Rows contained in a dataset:
^^^^

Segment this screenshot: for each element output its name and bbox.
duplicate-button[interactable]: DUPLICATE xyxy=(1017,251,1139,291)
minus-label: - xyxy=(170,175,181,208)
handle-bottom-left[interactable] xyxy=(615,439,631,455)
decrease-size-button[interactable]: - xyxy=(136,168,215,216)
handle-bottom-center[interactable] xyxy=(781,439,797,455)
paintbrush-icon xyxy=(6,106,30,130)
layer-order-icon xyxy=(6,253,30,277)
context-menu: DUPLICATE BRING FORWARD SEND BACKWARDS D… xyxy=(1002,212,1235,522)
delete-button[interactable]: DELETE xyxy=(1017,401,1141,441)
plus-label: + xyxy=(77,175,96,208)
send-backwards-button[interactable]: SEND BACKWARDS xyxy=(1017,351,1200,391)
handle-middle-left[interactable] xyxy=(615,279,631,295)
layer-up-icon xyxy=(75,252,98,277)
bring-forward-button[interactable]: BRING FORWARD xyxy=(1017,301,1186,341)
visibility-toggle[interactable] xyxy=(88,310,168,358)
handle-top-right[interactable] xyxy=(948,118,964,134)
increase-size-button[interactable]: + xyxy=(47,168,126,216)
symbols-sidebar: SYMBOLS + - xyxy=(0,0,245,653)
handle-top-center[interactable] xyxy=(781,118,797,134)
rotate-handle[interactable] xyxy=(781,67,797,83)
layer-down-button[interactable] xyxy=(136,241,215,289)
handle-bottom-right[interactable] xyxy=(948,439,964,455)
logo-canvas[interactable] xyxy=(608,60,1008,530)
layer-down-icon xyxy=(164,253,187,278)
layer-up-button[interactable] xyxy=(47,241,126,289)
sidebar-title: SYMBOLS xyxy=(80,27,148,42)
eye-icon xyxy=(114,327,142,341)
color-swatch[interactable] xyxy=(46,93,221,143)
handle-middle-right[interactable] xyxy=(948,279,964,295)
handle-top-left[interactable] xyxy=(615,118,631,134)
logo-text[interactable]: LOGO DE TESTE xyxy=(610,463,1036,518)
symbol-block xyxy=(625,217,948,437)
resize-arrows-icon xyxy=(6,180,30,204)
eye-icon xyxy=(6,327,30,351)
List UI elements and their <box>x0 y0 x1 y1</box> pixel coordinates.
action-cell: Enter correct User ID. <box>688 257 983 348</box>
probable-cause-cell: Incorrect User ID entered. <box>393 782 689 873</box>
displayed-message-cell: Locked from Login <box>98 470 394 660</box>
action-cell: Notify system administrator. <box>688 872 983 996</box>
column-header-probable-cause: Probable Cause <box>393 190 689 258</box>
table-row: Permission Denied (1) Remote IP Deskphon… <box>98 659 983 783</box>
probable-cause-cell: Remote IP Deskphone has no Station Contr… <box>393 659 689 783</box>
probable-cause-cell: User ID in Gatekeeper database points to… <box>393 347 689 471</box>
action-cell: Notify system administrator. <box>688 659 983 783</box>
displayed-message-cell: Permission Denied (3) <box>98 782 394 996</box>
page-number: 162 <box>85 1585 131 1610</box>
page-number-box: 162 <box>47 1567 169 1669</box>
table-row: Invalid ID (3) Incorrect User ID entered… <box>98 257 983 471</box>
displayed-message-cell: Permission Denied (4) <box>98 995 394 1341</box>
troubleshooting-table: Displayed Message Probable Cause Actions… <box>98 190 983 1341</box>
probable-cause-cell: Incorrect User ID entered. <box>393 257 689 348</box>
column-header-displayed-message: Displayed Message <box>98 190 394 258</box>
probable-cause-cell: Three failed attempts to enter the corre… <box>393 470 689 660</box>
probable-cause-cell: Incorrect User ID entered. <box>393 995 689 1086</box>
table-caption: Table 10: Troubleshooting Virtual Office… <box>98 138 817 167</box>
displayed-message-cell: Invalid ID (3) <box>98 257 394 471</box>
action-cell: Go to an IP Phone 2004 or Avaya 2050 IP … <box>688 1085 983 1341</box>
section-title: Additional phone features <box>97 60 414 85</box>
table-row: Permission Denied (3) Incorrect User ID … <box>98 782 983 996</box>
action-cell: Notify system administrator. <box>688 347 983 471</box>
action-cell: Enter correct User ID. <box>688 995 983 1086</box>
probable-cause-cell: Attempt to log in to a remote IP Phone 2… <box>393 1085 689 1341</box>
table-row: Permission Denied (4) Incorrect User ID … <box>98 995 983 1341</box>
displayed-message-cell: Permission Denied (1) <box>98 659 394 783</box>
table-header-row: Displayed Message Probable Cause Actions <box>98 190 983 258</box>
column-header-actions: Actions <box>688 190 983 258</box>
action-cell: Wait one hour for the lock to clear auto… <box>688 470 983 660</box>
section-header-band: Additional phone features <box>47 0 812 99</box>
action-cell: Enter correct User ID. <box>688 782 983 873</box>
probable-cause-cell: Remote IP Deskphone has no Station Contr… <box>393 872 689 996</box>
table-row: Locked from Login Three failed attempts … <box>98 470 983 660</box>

^^^^

◆ PROBLEM DETAILS ◆
How many lines in the rows above contain the string "section"? Reply with the number alone.

◆ FINAL RESULT ◆
2